WHAT TO WORK ON:
Leave out every picture, then transcribe the rest of the listing exactly.

DATA SHOWN:
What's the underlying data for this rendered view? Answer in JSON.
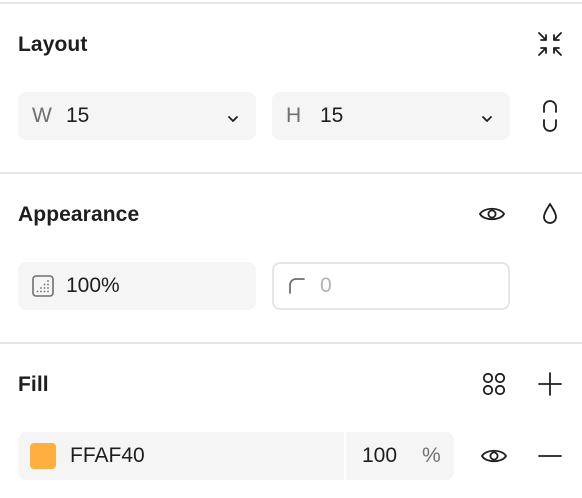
{
  "layout": {
    "title": "Layout",
    "collapse_icon": "collapse-arrows-icon",
    "width": {
      "prefix": "W",
      "value": "15"
    },
    "height": {
      "prefix": "H",
      "value": "15"
    },
    "constrain_icon": "link-proportions-icon"
  },
  "appearance": {
    "title": "Appearance",
    "visibility_icon": "eye-icon",
    "blend_icon": "drop-icon",
    "opacity": {
      "icon": "opacity-icon",
      "value": "100%"
    },
    "corner_radius": {
      "icon": "corner-radius-icon",
      "placeholder": "0"
    }
  },
  "fill": {
    "title": "Fill",
    "styles_icon": "styles-grid-icon",
    "add_icon": "plus-icon",
    "items": [
      {
        "color": "#FFAF40",
        "hex": "FFAF40",
        "opacity": "100",
        "unit": "%",
        "visibility_icon": "eye-icon",
        "remove_icon": "minus-icon"
      }
    ]
  }
}
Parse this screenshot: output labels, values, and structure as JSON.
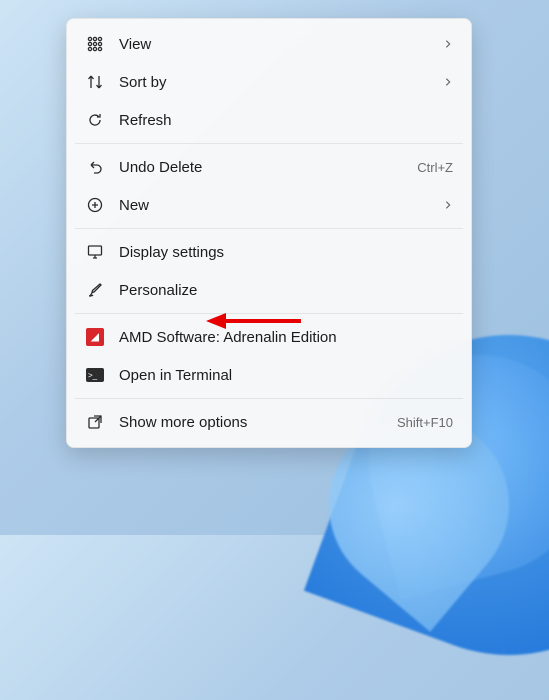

RESULT OF THE EXERCISE:
What's the underlying data for this rendered view? Answer in JSON.
{
  "layout": {
    "title": "Layout",
    "collapse_icon": "collapse-arrows-icon",
    "width": {
      "prefix": "W",
      "value": "15"
    },
    "height": {
      "prefix": "H",
      "value": "15"
    },
    "constrain_icon": "link-proportions-icon"
  },
  "appearance": {
    "title": "Appearance",
    "visibility_icon": "eye-icon",
    "blend_icon": "drop-icon",
    "opacity": {
      "icon": "opacity-icon",
      "value": "100%"
    },
    "corner_radius": {
      "icon": "corner-radius-icon",
      "placeholder": "0"
    }
  },
  "fill": {
    "title": "Fill",
    "styles_icon": "styles-grid-icon",
    "add_icon": "plus-icon",
    "items": [
      {
        "color": "#FFAF40",
        "hex": "FFAF40",
        "opacity": "100",
        "unit": "%",
        "visibility_icon": "eye-icon",
        "remove_icon": "minus-icon"
      }
    ]
  }
}
Parse this screenshot: output labels, values, and structure as JSON.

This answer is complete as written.